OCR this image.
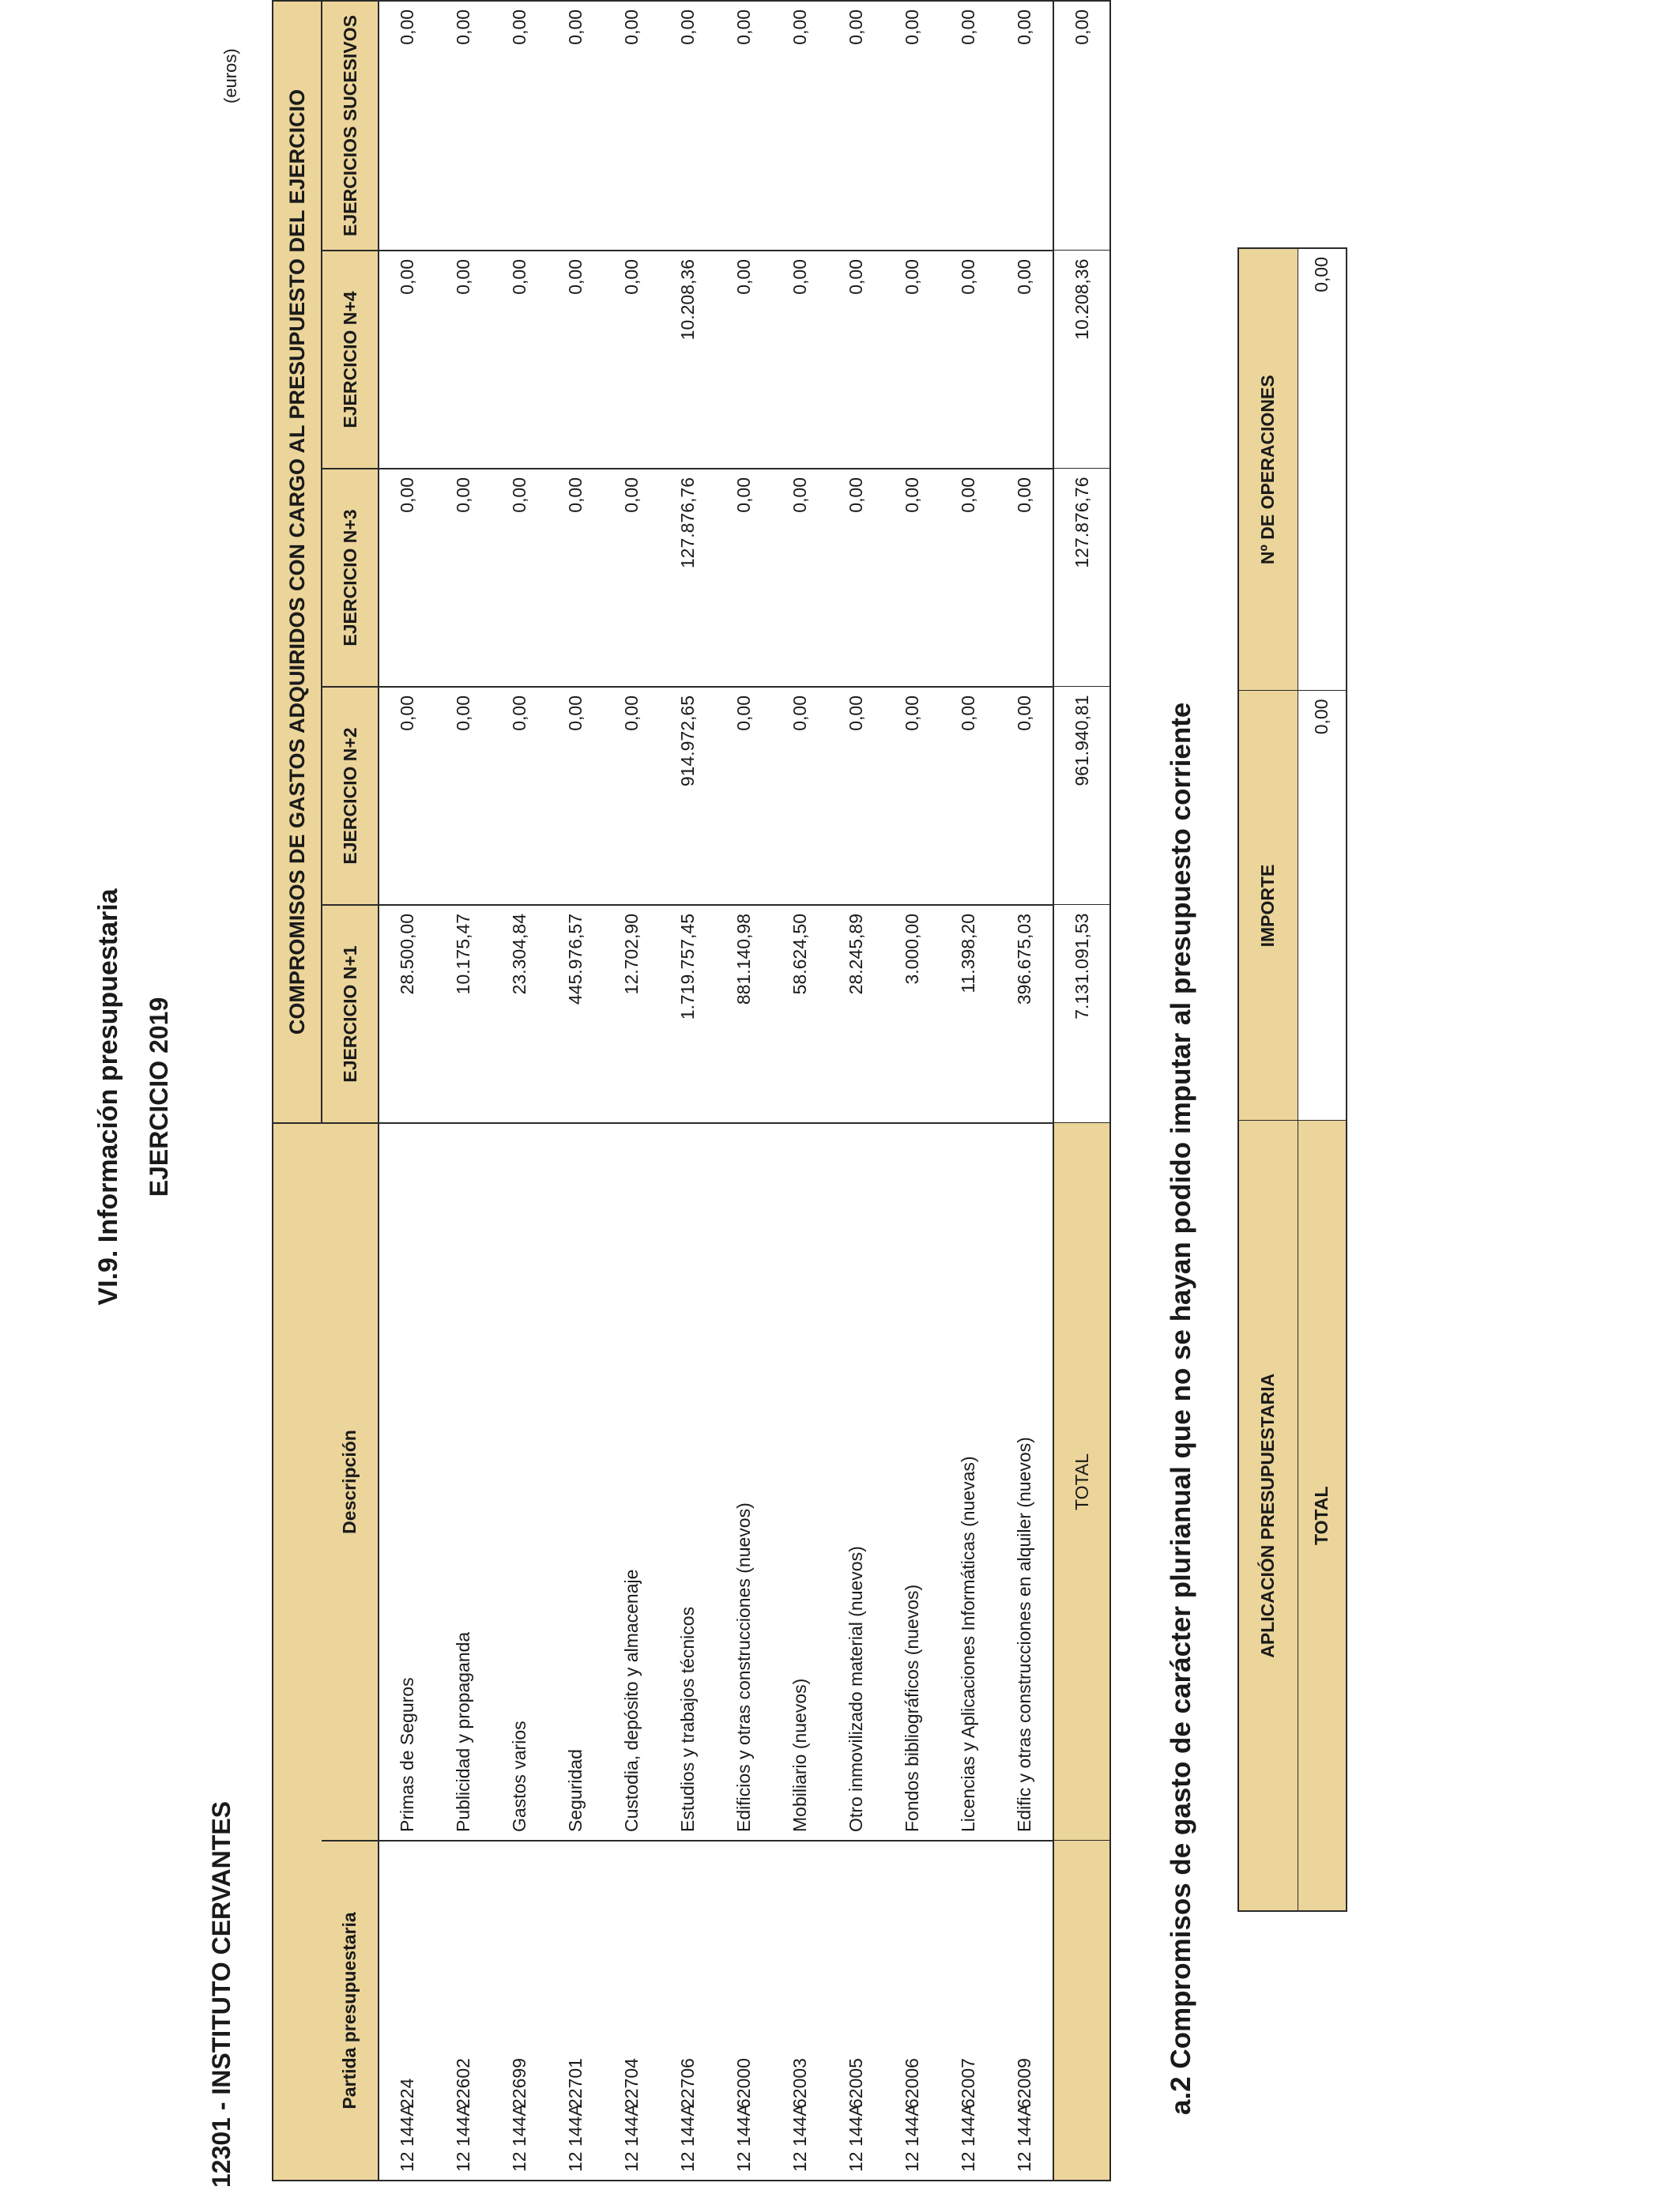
VI.9. Información presupuestaria EJERCICIO 2019
12301 - INSTITUTO CERVANTES
(euros)
		COMPROMISOS DE GASTOS ADQUIRIDOS CON CARGO AL PRESUPUESTO DEL EJERCICIO				
Partida presupuestaria	Descripción	EJERCICIO N+1	EJERCICIO N+2	EJERCICIO N+3	EJERCICIO N+4	EJERCICIOS SUCESIVOS
12 144A224	Primas de Seguros	28.500,00	0,00	0,00	0,00	0,00
12 144A22602	Publicidad y propaganda	10.175,47	0,00	0,00	0,00	0,00
12 144A22699	Gastos varios	23.304,84	0,00	0,00	0,00	0,00
12 144A22701	Seguridad	445.976,57	0,00	0,00	0,00	0,00
12 144A22704	Custodia, depósito y almacenaje	12.702,90	0,00	0,00	0,00	0,00
12 144A22706	Estudios y trabajos técnicos	1.719.757,45	914.972,65	127.876,76	10.208,36	0,00
12 144A62000	Edificios y otras construcciones (nuevos)	881.140,98	0,00	0,00	0,00	0,00
12 144A62003	Mobiliario (nuevos)	58.624,50	0,00	0,00	0,00	0,00
12 144A62005	Otro inmovilizado material (nuevos)	28.245,89	0,00	0,00	0,00	0,00
12 144A62006	Fondos bibliográficos (nuevos)	3.000,00	0,00	0,00	0,00	0,00
12 144A62007	Licencias y Aplicaciones Informáticas (nuevas)	11.398,20	0,00	0,00	0,00	0,00
12 144A62009	Edific y otras construcciones en alquiler (nuevos)	396.675,03	0,00	0,00	0,00	0,00
	TOTAL	7.131.091,53	961.940,81	127.876,76	10.208,36	0,00
a.2 Compromisos de gasto de carácter plurianual que no se hayan podido imputar al presupuesto corriente	APLICACIÓN PRESUPUESTARIA	IMPORTE	Nº DE OPERACIONES
TOTAL	0,00	0,00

● ● ● ● ●

= Given instruction =
Search the records above for the string "EJERCICIO". Copy every line that contains it.

= Result =
VI.9. Información presupuestaria EJERCICIO 2019
		COMPROMISOS DE GASTOS ADQUIRIDOS CON CARGO AL PRESUPUESTO DEL EJERCICIO				
Partida presupuestaria	Descripción	EJERCICIO N+1	EJERCICIO N+2	EJERCICIO N+3	EJERCICIO N+4	EJERCICIOS SUCESIVOS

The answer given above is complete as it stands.